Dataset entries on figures
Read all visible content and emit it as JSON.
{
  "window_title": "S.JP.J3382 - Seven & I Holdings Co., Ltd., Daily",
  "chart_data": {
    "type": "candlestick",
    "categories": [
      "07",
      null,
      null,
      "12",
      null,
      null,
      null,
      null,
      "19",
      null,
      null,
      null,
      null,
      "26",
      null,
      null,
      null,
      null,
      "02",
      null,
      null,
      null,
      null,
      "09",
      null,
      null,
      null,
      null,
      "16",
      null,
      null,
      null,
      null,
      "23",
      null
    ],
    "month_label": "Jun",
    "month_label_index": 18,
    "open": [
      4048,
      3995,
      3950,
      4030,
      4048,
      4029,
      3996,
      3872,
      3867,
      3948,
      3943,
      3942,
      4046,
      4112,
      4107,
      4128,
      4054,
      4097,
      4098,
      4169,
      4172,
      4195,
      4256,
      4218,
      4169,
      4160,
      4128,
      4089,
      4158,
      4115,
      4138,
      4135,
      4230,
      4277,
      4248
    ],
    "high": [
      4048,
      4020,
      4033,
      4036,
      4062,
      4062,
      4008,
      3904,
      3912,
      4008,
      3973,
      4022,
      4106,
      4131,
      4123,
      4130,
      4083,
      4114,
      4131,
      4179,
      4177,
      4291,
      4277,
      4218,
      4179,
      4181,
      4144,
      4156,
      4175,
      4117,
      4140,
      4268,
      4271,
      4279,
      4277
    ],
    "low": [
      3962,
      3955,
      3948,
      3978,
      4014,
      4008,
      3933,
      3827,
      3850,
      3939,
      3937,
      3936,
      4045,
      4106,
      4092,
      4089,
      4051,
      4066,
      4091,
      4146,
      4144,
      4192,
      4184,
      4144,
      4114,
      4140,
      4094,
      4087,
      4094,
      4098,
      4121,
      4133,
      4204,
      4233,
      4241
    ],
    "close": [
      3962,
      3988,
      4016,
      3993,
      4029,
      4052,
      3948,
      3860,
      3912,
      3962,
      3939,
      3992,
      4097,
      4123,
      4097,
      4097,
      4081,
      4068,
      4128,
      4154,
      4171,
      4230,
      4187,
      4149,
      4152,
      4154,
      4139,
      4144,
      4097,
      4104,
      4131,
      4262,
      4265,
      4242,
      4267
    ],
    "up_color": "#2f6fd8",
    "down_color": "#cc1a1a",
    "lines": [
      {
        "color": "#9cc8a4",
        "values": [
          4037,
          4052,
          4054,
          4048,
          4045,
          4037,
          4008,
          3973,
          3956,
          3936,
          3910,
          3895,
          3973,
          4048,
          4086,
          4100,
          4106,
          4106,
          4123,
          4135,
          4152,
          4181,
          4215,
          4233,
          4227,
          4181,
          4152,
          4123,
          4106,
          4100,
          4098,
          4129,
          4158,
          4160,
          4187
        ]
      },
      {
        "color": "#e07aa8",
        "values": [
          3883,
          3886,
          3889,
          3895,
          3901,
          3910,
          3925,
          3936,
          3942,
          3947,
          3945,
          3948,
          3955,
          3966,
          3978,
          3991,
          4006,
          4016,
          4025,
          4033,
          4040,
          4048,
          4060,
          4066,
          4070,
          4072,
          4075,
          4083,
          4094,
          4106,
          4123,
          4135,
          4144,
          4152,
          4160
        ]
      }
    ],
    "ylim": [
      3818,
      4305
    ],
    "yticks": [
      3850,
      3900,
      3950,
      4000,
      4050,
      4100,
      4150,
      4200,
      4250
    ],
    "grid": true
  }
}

PROBLEM TO SOLVE
Write out every line of the records exactly.

THE SOLUTION
Read all visible content and emit it as JSON.
{
  "window_title": "S.JP.J3382 - Seven & I Holdings Co., Ltd., Daily",
  "chart_data": {
    "type": "candlestick",
    "categories": [
      "07",
      null,
      null,
      "12",
      null,
      null,
      null,
      null,
      "19",
      null,
      null,
      null,
      null,
      "26",
      null,
      null,
      null,
      null,
      "02",
      null,
      null,
      null,
      null,
      "09",
      null,
      null,
      null,
      null,
      "16",
      null,
      null,
      null,
      null,
      "23",
      null
    ],
    "month_label": "Jun",
    "month_label_index": 18,
    "open": [
      4048,
      3995,
      3950,
      4030,
      4048,
      4029,
      3996,
      3872,
      3867,
      3948,
      3943,
      3942,
      4046,
      4112,
      4107,
      4128,
      4054,
      4097,
      4098,
      4169,
      4172,
      4195,
      4256,
      4218,
      4169,
      4160,
      4128,
      4089,
      4158,
      4115,
      4138,
      4135,
      4230,
      4277,
      4248
    ],
    "high": [
      4048,
      4020,
      4033,
      4036,
      4062,
      4062,
      4008,
      3904,
      3912,
      4008,
      3973,
      4022,
      4106,
      4131,
      4123,
      4130,
      4083,
      4114,
      4131,
      4179,
      4177,
      4291,
      4277,
      4218,
      4179,
      4181,
      4144,
      4156,
      4175,
      4117,
      4140,
      4268,
      4271,
      4279,
      4277
    ],
    "low": [
      3962,
      3955,
      3948,
      3978,
      4014,
      4008,
      3933,
      3827,
      3850,
      3939,
      3937,
      3936,
      4045,
      4106,
      4092,
      4089,
      4051,
      4066,
      4091,
      4146,
      4144,
      4192,
      4184,
      4144,
      4114,
      4140,
      4094,
      4087,
      4094,
      4098,
      4121,
      4133,
      4204,
      4233,
      4241
    ],
    "close": [
      3962,
      3988,
      4016,
      3993,
      4029,
      4052,
      3948,
      3860,
      3912,
      3962,
      3939,
      3992,
      4097,
      4123,
      4097,
      4097,
      4081,
      4068,
      4128,
      4154,
      4171,
      4230,
      4187,
      4149,
      4152,
      4154,
      4139,
      4144,
      4097,
      4104,
      4131,
      4262,
      4265,
      4242,
      4267
    ],
    "up_color": "#2f6fd8",
    "down_color": "#cc1a1a",
    "lines": [
      {
        "color": "#9cc8a4",
        "values": [
          4037,
          4052,
          4054,
          4048,
          4045,
          4037,
          4008,
          3973,
          3956,
          3936,
          3910,
          3895,
          3973,
          4048,
          4086,
          4100,
          4106,
          4106,
          4123,
          4135,
          4152,
          4181,
          4215,
          4233,
          4227,
          4181,
          4152,
          4123,
          4106,
          4100,
          4098,
          4129,
          4158,
          4160,
          4187
        ]
      },
      {
        "color": "#e07aa8",
        "values": [
          3883,
          3886,
          3889,
          3895,
          3901,
          3910,
          3925,
          3936,
          3942,
          3947,
          3945,
          3948,
          3955,
          3966,
          3978,
          3991,
          4006,
          4016,
          4025,
          4033,
          4040,
          4048,
          4060,
          4066,
          4070,
          4072,
          4075,
          4083,
          4094,
          4106,
          4123,
          4135,
          4144,
          4152,
          4160
        ]
      }
    ],
    "ylim": [
      3818,
      4305
    ],
    "yticks": [
      3850,
      3900,
      3950,
      4000,
      4050,
      4100,
      4150,
      4200,
      4250
    ],
    "grid": true
  }
}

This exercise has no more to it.